Your task →
Pick out every line holding the string "text" and copy it.

Data records →
::::::::
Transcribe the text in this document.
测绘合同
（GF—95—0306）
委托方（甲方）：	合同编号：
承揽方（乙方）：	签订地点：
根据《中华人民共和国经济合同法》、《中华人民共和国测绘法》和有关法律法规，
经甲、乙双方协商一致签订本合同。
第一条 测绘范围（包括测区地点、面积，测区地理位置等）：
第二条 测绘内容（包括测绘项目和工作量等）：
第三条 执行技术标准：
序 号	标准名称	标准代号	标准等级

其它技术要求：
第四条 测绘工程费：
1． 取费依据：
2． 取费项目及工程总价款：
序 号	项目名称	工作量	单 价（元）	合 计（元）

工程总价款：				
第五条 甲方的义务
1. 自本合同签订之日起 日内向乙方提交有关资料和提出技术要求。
::::::::
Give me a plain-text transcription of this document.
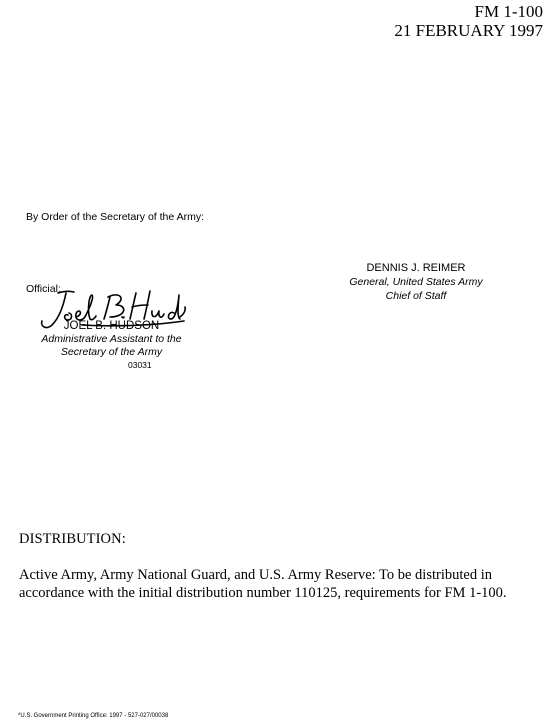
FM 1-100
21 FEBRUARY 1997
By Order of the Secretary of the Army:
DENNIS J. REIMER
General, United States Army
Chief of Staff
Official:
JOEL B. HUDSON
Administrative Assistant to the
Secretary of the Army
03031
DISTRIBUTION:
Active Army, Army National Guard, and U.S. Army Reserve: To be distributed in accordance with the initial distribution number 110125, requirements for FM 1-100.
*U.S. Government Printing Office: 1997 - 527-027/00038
::::::::
Response to this exercise →
Transcribe the text in this document.
Give me a plain-text transcription of this document.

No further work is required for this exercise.